***** EXERCISE MATERIALS

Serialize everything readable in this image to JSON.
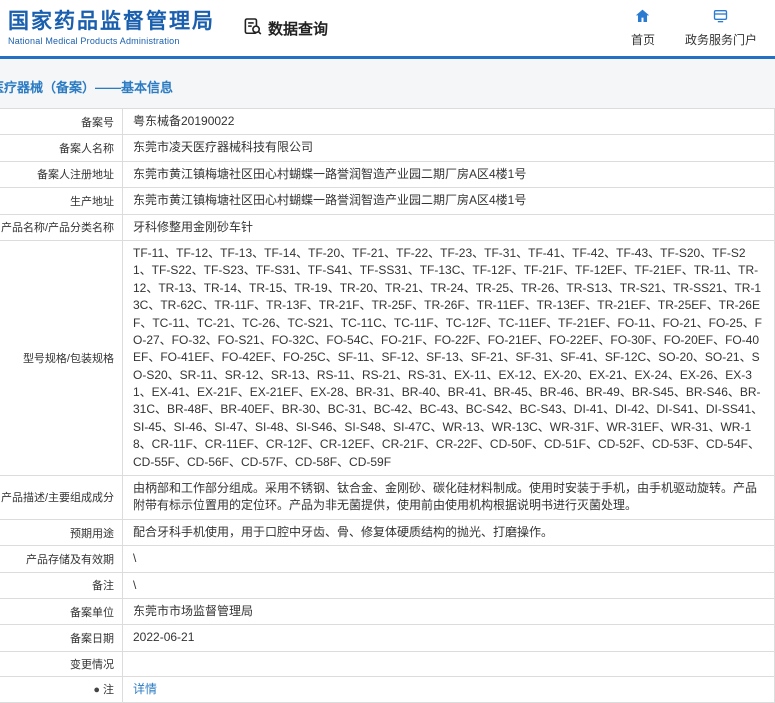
{
  "colors": {
    "brand_blue": "#1a5fae",
    "link_blue": "#2c7cc3",
    "divider_blue": "#2470c2",
    "icon_blue": "#2b7bd0"
  },
  "header": {
    "org_name_cn": "国家药品监督管理局",
    "org_name_en": "National Medical Products Administration",
    "nav_data_query": "数据查询",
    "nav_home": "首页",
    "nav_portal": "政务服务门户"
  },
  "page": {
    "title": "医疗器械（备案）——基本信息"
  },
  "table": {
    "rows": [
      {
        "label": "备案号",
        "value": "粤东械备20190022"
      },
      {
        "label": "备案人名称",
        "value": "东莞市凌天医疗器械科技有限公司"
      },
      {
        "label": "备案人注册地址",
        "value": "东莞市黄江镇梅塘社区田心村蝴蝶一路誉润智造产业园二期厂房A区4楼1号"
      },
      {
        "label": "生产地址",
        "value": "东莞市黄江镇梅塘社区田心村蝴蝶一路誉润智造产业园二期厂房A区4楼1号"
      },
      {
        "label": "产品名称/产品分类名称",
        "value": "牙科修整用金刚砂车针"
      },
      {
        "label": "型号规格/包装规格",
        "value": "TF-11、TF-12、TF-13、TF-14、TF-20、TF-21、TF-22、TF-23、TF-31、TF-41、TF-42、TF-43、TF-S20、TF-S21、TF-S22、TF-S23、TF-S31、TF-S41、TF-SS31、TF-13C、TF-12F、TF-21F、TF-12EF、TF-21EF、TR-11、TR-12、TR-13、TR-14、TR-15、TR-19、TR-20、TR-21、TR-24、TR-25、TR-26、TR-S13、TR-S21、TR-SS21、TR-13C、TR-62C、TR-11F、TR-13F、TR-21F、TR-25F、TR-26F、TR-11EF、TR-13EF、TR-21EF、TR-25EF、TR-26EF、TC-11、TC-21、TC-26、TC-S21、TC-11C、TC-11F、TC-12F、TC-11EF、TF-21EF、FO-11、FO-21、FO-25、FO-27、FO-32、FO-S21、FO-32C、FO-54C、FO-21F、FO-22F、FO-21EF、FO-22EF、FO-30F、FO-20EF、FO-40EF、FO-41EF、FO-42EF、FO-25C、SF-11、SF-12、SF-13、SF-21、SF-31、SF-41、SF-12C、SO-20、SO-21、SO-S20、SR-11、SR-12、SR-13、RS-11、RS-21、RS-31、EX-11、EX-12、EX-20、EX-21、EX-24、EX-26、EX-31、EX-41、EX-21F、EX-21EF、EX-28、BR-31、BR-40、BR-41、BR-45、BR-46、BR-49、BR-S45、BR-S46、BR-31C、BR-48F、BR-40EF、BR-30、BC-31、BC-42、BC-43、BC-S42、BC-S43、DI-41、DI-42、DI-S41、DI-SS41、SI-45、SI-46、SI-47、SI-48、SI-S46、SI-S48、SI-47C、WR-13、WR-13C、WR-31F、WR-31EF、WR-31、WR-18、CR-11F、CR-11EF、CR-12F、CR-12EF、CR-21F、CR-22F、CD-50F、CD-51F、CD-52F、CD-53F、CD-54F、CD-55F、CD-56F、CD-57F、CD-58F、CD-59F"
      },
      {
        "label": "产品描述/主要组成成分",
        "value": "由柄部和工作部分组成。采用不锈钢、钛合金、金刚砂、碳化硅材料制成。使用时安装于手机，由手机驱动旋转。产品附带有标示位置用的定位环。产品为非无菌提供，使用前由使用机构根据说明书进行灭菌处理。"
      },
      {
        "label": "预期用途",
        "value": "配合牙科手机使用，用于口腔中牙齿、骨、修复体硬质结构的抛光、打磨操作。"
      },
      {
        "label": "产品存储及有效期",
        "value": "\\"
      },
      {
        "label": "备注",
        "value": "\\"
      },
      {
        "label": "备案单位",
        "value": "东莞市市场监督管理局"
      },
      {
        "label": "备案日期",
        "value": "2022-06-21"
      },
      {
        "label": "变更情况",
        "value": ""
      },
      {
        "label": "注",
        "icon": "●",
        "value": "详情",
        "link": true
      }
    ]
  }
}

**********

STATED GOAL: Reproduce the records, all of them, word for word; omit the pictures.

RESULT:
Serialize everything readable in this image to JSON.
{
  "colors": {
    "brand_blue": "#1a5fae",
    "link_blue": "#2c7cc3",
    "divider_blue": "#2470c2",
    "icon_blue": "#2b7bd0"
  },
  "header": {
    "org_name_cn": "国家药品监督管理局",
    "org_name_en": "National Medical Products Administration",
    "nav_data_query": "数据查询",
    "nav_home": "首页",
    "nav_portal": "政务服务门户"
  },
  "page": {
    "title": "医疗器械（备案）——基本信息"
  },
  "table": {
    "rows": [
      {
        "label": "备案号",
        "value": "粤东械备20190022"
      },
      {
        "label": "备案人名称",
        "value": "东莞市凌天医疗器械科技有限公司"
      },
      {
        "label": "备案人注册地址",
        "value": "东莞市黄江镇梅塘社区田心村蝴蝶一路誉润智造产业园二期厂房A区4楼1号"
      },
      {
        "label": "生产地址",
        "value": "东莞市黄江镇梅塘社区田心村蝴蝶一路誉润智造产业园二期厂房A区4楼1号"
      },
      {
        "label": "产品名称/产品分类名称",
        "value": "牙科修整用金刚砂车针"
      },
      {
        "label": "型号规格/包装规格",
        "value": "TF-11、TF-12、TF-13、TF-14、TF-20、TF-21、TF-22、TF-23、TF-31、TF-41、TF-42、TF-43、TF-S20、TF-S21、TF-S22、TF-S23、TF-S31、TF-S41、TF-SS31、TF-13C、TF-12F、TF-21F、TF-12EF、TF-21EF、TR-11、TR-12、TR-13、TR-14、TR-15、TR-19、TR-20、TR-21、TR-24、TR-25、TR-26、TR-S13、TR-S21、TR-SS21、TR-13C、TR-62C、TR-11F、TR-13F、TR-21F、TR-25F、TR-26F、TR-11EF、TR-13EF、TR-21EF、TR-25EF、TR-26EF、TC-11、TC-21、TC-26、TC-S21、TC-11C、TC-11F、TC-12F、TC-11EF、TF-21EF、FO-11、FO-21、FO-25、FO-27、FO-32、FO-S21、FO-32C、FO-54C、FO-21F、FO-22F、FO-21EF、FO-22EF、FO-30F、FO-20EF、FO-40EF、FO-41EF、FO-42EF、FO-25C、SF-11、SF-12、SF-13、SF-21、SF-31、SF-41、SF-12C、SO-20、SO-21、SO-S20、SR-11、SR-12、SR-13、RS-11、RS-21、RS-31、EX-11、EX-12、EX-20、EX-21、EX-24、EX-26、EX-31、EX-41、EX-21F、EX-21EF、EX-28、BR-31、BR-40、BR-41、BR-45、BR-46、BR-49、BR-S45、BR-S46、BR-31C、BR-48F、BR-40EF、BR-30、BC-31、BC-42、BC-43、BC-S42、BC-S43、DI-41、DI-42、DI-S41、DI-SS41、SI-45、SI-46、SI-47、SI-48、SI-S46、SI-S48、SI-47C、WR-13、WR-13C、WR-31F、WR-31EF、WR-31、WR-18、CR-11F、CR-11EF、CR-12F、CR-12EF、CR-21F、CR-22F、CD-50F、CD-51F、CD-52F、CD-53F、CD-54F、CD-55F、CD-56F、CD-57F、CD-58F、CD-59F"
      },
      {
        "label": "产品描述/主要组成成分",
        "value": "由柄部和工作部分组成。采用不锈钢、钛合金、金刚砂、碳化硅材料制成。使用时安装于手机，由手机驱动旋转。产品附带有标示位置用的定位环。产品为非无菌提供，使用前由使用机构根据说明书进行灭菌处理。"
      },
      {
        "label": "预期用途",
        "value": "配合牙科手机使用，用于口腔中牙齿、骨、修复体硬质结构的抛光、打磨操作。"
      },
      {
        "label": "产品存储及有效期",
        "value": "\\"
      },
      {
        "label": "备注",
        "value": "\\"
      },
      {
        "label": "备案单位",
        "value": "东莞市市场监督管理局"
      },
      {
        "label": "备案日期",
        "value": "2022-06-21"
      },
      {
        "label": "变更情况",
        "value": ""
      },
      {
        "label": "注",
        "icon": "●",
        "value": "详情",
        "link": true
      }
    ]
  }
}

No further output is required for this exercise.